• TASK REQUIREMENTS: Copy the lines from the one containing "svg-text:VIEW A-A: VIEW" through the end of the records, substituting "SECTION" for each "VIEW" and leaving everything else unchanged.

....................

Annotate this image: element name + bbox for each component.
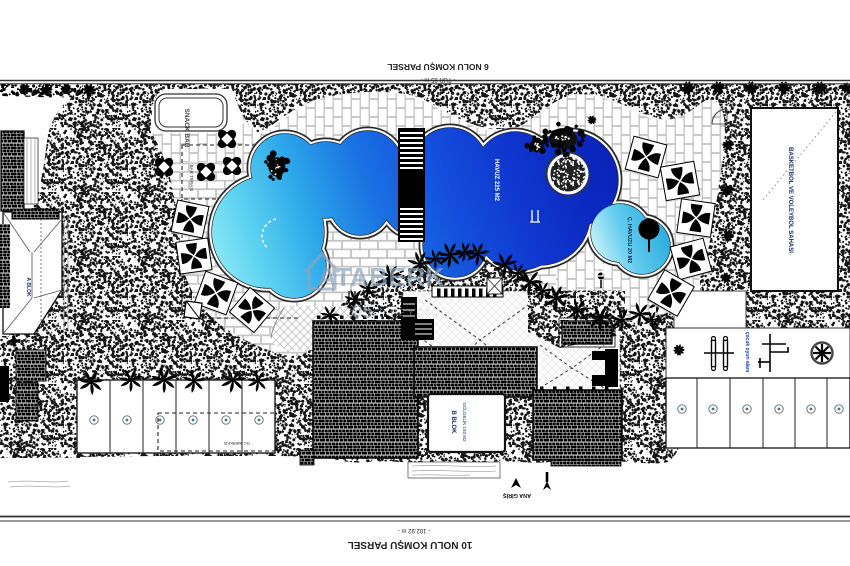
svg-text:6 NOLU KOMŞU PARSEL: 6 NOLU KOMŞU PARSEL xyxy=(387,62,488,72)
svg-text:05: 05 xyxy=(352,302,374,323)
svg-text:Ç. HAVUZU 20 M2: Ç. HAVUZU 20 M2 xyxy=(626,217,632,263)
svg-text:TİC. MERKEZİ: TİC. MERKEZİ xyxy=(224,441,250,446)
svg-text:BASKETBOL VE VOLEYBOL SAHASI: BASKETBOL VE VOLEYBOL SAHASI xyxy=(787,147,793,253)
svg-text:ATABERK: ATABERK xyxy=(318,262,445,292)
svg-text:HAVUZ 225 M2: HAVUZ 225 M2 xyxy=(493,159,499,202)
svg-text:- 102.92 m -: - 102.92 m - xyxy=(398,527,430,533)
svg-text:SNACK BAR: SNACK BAR xyxy=(183,109,190,148)
svg-text:B BLOK: B BLOK xyxy=(450,411,456,435)
svg-text:10 NOLU KOMŞU PARSEL: 10 NOLU KOMŞU PARSEL xyxy=(348,539,473,550)
svg-text:GÖLGELİK 193 M2: GÖLGELİK 193 M2 xyxy=(462,402,468,442)
svg-text:BAR TERASI: BAR TERASI xyxy=(189,165,194,192)
svg-text:ANA GİRİŞ: ANA GİRİŞ xyxy=(503,492,532,499)
svg-text:- TUR 35 m -: - TUR 35 m - xyxy=(421,76,456,82)
svg-text:PEYZAJ: PEYZAJ xyxy=(390,308,440,319)
svg-text:A BLOK: A BLOK xyxy=(25,278,31,297)
svg-text:çocuk oyun alanı: çocuk oyun alanı xyxy=(744,332,750,373)
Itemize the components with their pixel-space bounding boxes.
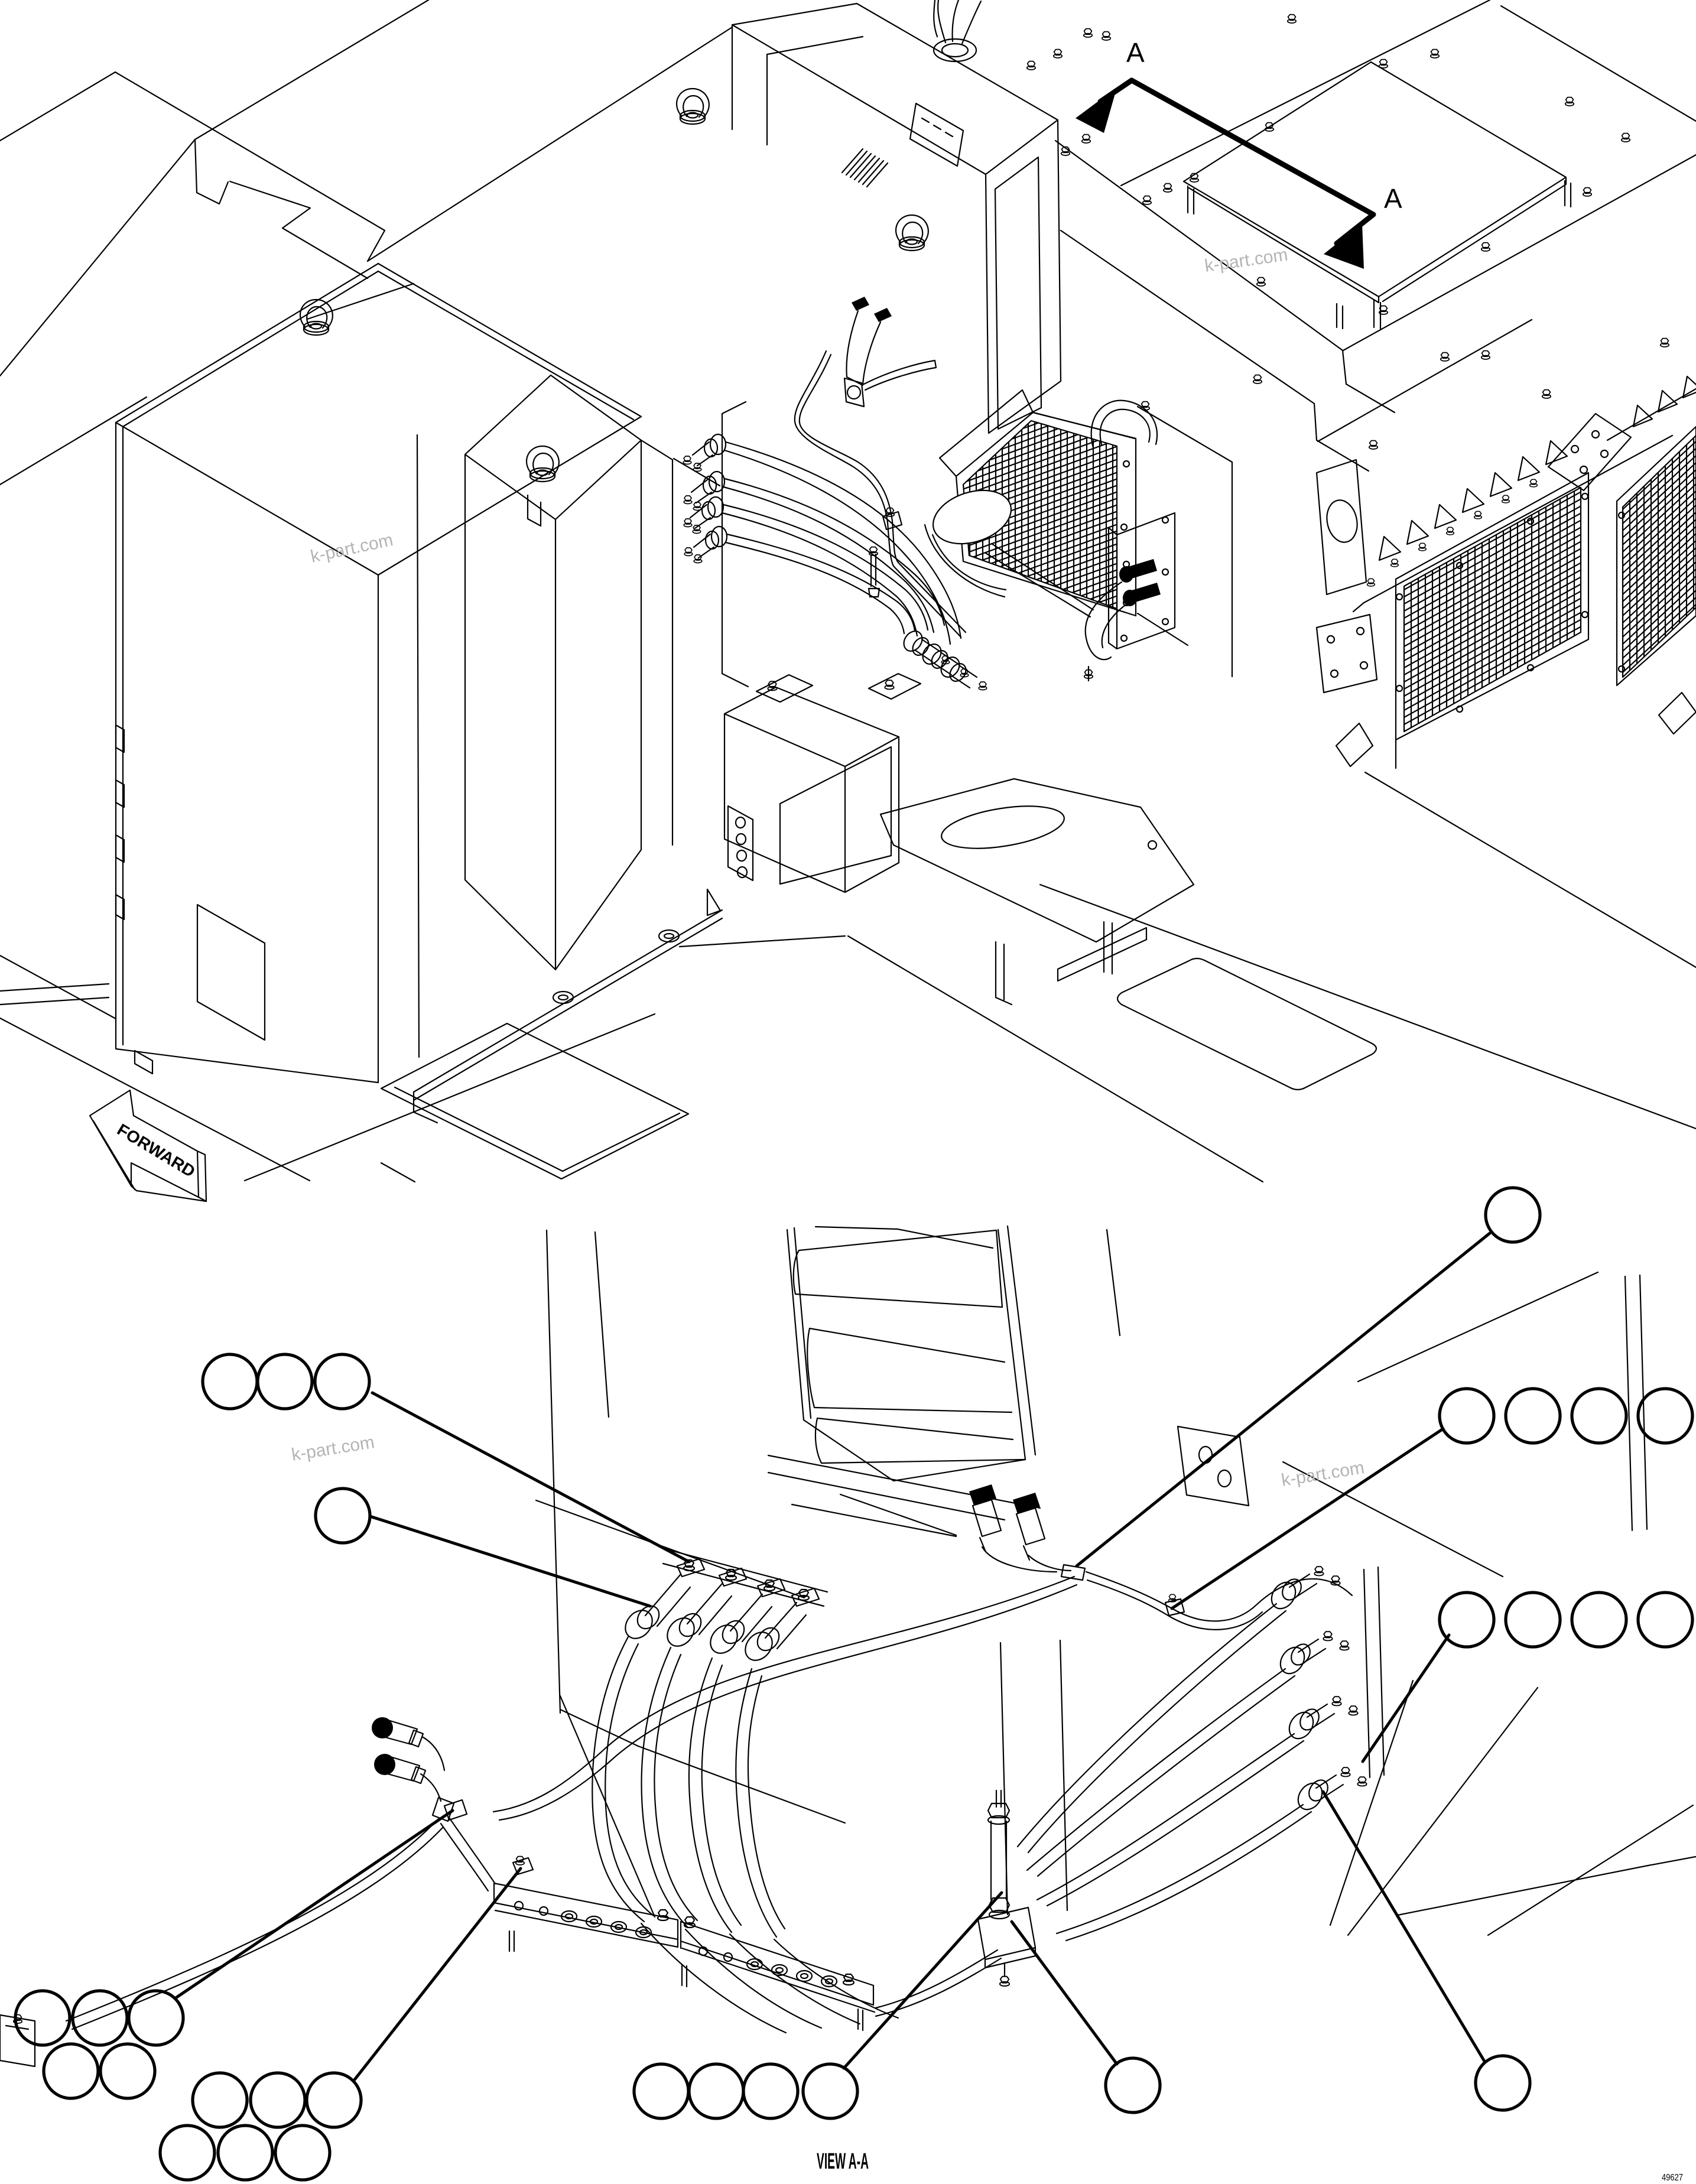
svg-text:VIEW A-A: VIEW A-A (817, 2149, 869, 2174)
svg-text:49627: 49627 (1662, 2173, 1683, 2183)
svg-text:A: A (1126, 37, 1145, 68)
svg-text:A: A (1384, 183, 1402, 214)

....................

• EXERCISE ANSWER:
svg-text:SECTION A-A: SECTION A-A (817, 2149, 869, 2174)
svg-text:49627: 49627 (1662, 2173, 1683, 2183)
svg-text:A: A (1126, 37, 1145, 68)
svg-text:A: A (1384, 183, 1402, 214)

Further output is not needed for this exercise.